Task objective =>
Provide an exact reproduction of every entry.

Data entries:
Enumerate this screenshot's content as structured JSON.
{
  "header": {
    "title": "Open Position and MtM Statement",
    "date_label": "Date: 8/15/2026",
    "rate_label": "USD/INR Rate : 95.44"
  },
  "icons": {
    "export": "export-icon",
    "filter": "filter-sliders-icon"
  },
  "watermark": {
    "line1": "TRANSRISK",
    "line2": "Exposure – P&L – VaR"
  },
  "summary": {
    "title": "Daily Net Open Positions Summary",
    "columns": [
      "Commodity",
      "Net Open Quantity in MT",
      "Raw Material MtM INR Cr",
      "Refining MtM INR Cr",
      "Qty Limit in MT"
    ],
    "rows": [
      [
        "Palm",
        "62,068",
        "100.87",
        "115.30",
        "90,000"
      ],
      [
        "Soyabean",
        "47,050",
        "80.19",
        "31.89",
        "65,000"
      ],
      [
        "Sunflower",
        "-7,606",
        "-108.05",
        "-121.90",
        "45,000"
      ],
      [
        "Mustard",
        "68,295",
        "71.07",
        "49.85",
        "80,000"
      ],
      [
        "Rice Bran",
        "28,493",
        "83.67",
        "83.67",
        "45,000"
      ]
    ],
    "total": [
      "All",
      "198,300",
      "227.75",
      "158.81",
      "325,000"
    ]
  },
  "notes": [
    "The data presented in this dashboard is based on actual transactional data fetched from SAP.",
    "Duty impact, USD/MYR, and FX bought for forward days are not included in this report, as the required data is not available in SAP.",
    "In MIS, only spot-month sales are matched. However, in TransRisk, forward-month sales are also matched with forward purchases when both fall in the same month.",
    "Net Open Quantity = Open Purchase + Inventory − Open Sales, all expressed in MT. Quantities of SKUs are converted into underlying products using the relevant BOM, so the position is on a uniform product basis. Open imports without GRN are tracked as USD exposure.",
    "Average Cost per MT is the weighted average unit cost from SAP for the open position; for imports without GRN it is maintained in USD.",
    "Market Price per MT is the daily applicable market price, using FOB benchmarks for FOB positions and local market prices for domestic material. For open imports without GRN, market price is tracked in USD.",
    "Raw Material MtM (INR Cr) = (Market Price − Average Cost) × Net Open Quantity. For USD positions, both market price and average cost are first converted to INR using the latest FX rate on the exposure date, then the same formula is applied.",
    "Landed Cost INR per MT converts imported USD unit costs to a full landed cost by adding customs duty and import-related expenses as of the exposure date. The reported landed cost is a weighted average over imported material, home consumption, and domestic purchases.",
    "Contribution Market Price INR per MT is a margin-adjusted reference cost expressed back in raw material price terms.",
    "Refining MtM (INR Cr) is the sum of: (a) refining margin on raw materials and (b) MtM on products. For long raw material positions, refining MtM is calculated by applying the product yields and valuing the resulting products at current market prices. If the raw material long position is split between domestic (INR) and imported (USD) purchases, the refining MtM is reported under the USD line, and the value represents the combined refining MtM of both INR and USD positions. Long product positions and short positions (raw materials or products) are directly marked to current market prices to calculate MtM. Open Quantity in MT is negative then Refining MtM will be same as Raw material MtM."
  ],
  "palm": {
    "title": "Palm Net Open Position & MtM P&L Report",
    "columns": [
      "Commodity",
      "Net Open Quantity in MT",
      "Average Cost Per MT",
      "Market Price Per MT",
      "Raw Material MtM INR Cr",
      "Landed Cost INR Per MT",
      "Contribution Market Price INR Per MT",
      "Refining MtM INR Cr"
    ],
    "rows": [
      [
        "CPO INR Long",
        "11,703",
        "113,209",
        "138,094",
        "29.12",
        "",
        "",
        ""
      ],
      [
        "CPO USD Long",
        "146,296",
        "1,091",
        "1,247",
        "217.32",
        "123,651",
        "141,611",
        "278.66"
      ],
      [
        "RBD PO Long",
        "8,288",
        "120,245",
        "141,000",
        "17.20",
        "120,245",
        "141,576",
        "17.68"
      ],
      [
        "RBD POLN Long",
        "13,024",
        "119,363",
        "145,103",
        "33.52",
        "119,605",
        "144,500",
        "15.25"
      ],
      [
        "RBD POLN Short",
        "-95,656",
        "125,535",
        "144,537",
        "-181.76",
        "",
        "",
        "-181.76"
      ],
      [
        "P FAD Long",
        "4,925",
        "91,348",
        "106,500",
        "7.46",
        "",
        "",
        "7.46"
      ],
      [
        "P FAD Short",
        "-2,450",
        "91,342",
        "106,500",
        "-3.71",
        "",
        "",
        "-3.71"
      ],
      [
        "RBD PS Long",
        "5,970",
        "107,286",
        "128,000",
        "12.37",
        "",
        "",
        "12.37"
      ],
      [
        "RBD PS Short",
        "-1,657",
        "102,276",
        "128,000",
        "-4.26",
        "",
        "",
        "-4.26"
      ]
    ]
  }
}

Answer below =>
Enumerate this screenshot's content as structured JSON.
{
  "header": {
    "title": "Open Position and MtM Statement",
    "date_label": "Date: 8/15/2026",
    "rate_label": "USD/INR Rate : 95.44"
  },
  "icons": {
    "export": "export-icon",
    "filter": "filter-sliders-icon"
  },
  "watermark": {
    "line1": "TRANSRISK",
    "line2": "Exposure – P&L – VaR"
  },
  "summary": {
    "title": "Daily Net Open Positions Summary",
    "columns": [
      "Commodity",
      "Net Open Quantity in MT",
      "Raw Material MtM INR Cr",
      "Refining MtM INR Cr",
      "Qty Limit in MT"
    ],
    "rows": [
      [
        "Palm",
        "62,068",
        "100.87",
        "115.30",
        "90,000"
      ],
      [
        "Soyabean",
        "47,050",
        "80.19",
        "31.89",
        "65,000"
      ],
      [
        "Sunflower",
        "-7,606",
        "-108.05",
        "-121.90",
        "45,000"
      ],
      [
        "Mustard",
        "68,295",
        "71.07",
        "49.85",
        "80,000"
      ],
      [
        "Rice Bran",
        "28,493",
        "83.67",
        "83.67",
        "45,000"
      ]
    ],
    "total": [
      "All",
      "198,300",
      "227.75",
      "158.81",
      "325,000"
    ]
  },
  "notes": [
    "The data presented in this dashboard is based on actual transactional data fetched from SAP.",
    "Duty impact, USD/MYR, and FX bought for forward days are not included in this report, as the required data is not available in SAP.",
    "In MIS, only spot-month sales are matched. However, in TransRisk, forward-month sales are also matched with forward purchases when both fall in the same month.",
    "Net Open Quantity = Open Purchase + Inventory − Open Sales, all expressed in MT. Quantities of SKUs are converted into underlying products using the relevant BOM, so the position is on a uniform product basis. Open imports without GRN are tracked as USD exposure.",
    "Average Cost per MT is the weighted average unit cost from SAP for the open position; for imports without GRN it is maintained in USD.",
    "Market Price per MT is the daily applicable market price, using FOB benchmarks for FOB positions and local market prices for domestic material. For open imports without GRN, market price is tracked in USD.",
    "Raw Material MtM (INR Cr) = (Market Price − Average Cost) × Net Open Quantity. For USD positions, both market price and average cost are first converted to INR using the latest FX rate on the exposure date, then the same formula is applied.",
    "Landed Cost INR per MT converts imported USD unit costs to a full landed cost by adding customs duty and import-related expenses as of the exposure date. The reported landed cost is a weighted average over imported material, home consumption, and domestic purchases.",
    "Contribution Market Price INR per MT is a margin-adjusted reference cost expressed back in raw material price terms.",
    "Refining MtM (INR Cr) is the sum of: (a) refining margin on raw materials and (b) MtM on products. For long raw material positions, refining MtM is calculated by applying the product yields and valuing the resulting products at current market prices. If the raw material long position is split between domestic (INR) and imported (USD) purchases, the refining MtM is reported under the USD line, and the value represents the combined refining MtM of both INR and USD positions. Long product positions and short positions (raw materials or products) are directly marked to current market prices to calculate MtM. Open Quantity in MT is negative then Refining MtM will be same as Raw material MtM."
  ],
  "palm": {
    "title": "Palm Net Open Position & MtM P&L Report",
    "columns": [
      "Commodity",
      "Net Open Quantity in MT",
      "Average Cost Per MT",
      "Market Price Per MT",
      "Raw Material MtM INR Cr",
      "Landed Cost INR Per MT",
      "Contribution Market Price INR Per MT",
      "Refining MtM INR Cr"
    ],
    "rows": [
      [
        "CPO INR Long",
        "11,703",
        "113,209",
        "138,094",
        "29.12",
        "",
        "",
        ""
      ],
      [
        "CPO USD Long",
        "146,296",
        "1,091",
        "1,247",
        "217.32",
        "123,651",
        "141,611",
        "278.66"
      ],
      [
        "RBD PO Long",
        "8,288",
        "120,245",
        "141,000",
        "17.20",
        "120,245",
        "141,576",
        "17.68"
      ],
      [
        "RBD POLN Long",
        "13,024",
        "119,363",
        "145,103",
        "33.52",
        "119,605",
        "144,500",
        "15.25"
      ],
      [
        "RBD POLN Short",
        "-95,656",
        "125,535",
        "144,537",
        "-181.76",
        "",
        "",
        "-181.76"
      ],
      [
        "P FAD Long",
        "4,925",
        "91,348",
        "106,500",
        "7.46",
        "",
        "",
        "7.46"
      ],
      [
        "P FAD Short",
        "-2,450",
        "91,342",
        "106,500",
        "-3.71",
        "",
        "",
        "-3.71"
      ],
      [
        "RBD PS Long",
        "5,970",
        "107,286",
        "128,000",
        "12.37",
        "",
        "",
        "12.37"
      ],
      [
        "RBD PS Short",
        "-1,657",
        "102,276",
        "128,000",
        "-4.26",
        "",
        "",
        "-4.26"
      ]
    ]
  }
}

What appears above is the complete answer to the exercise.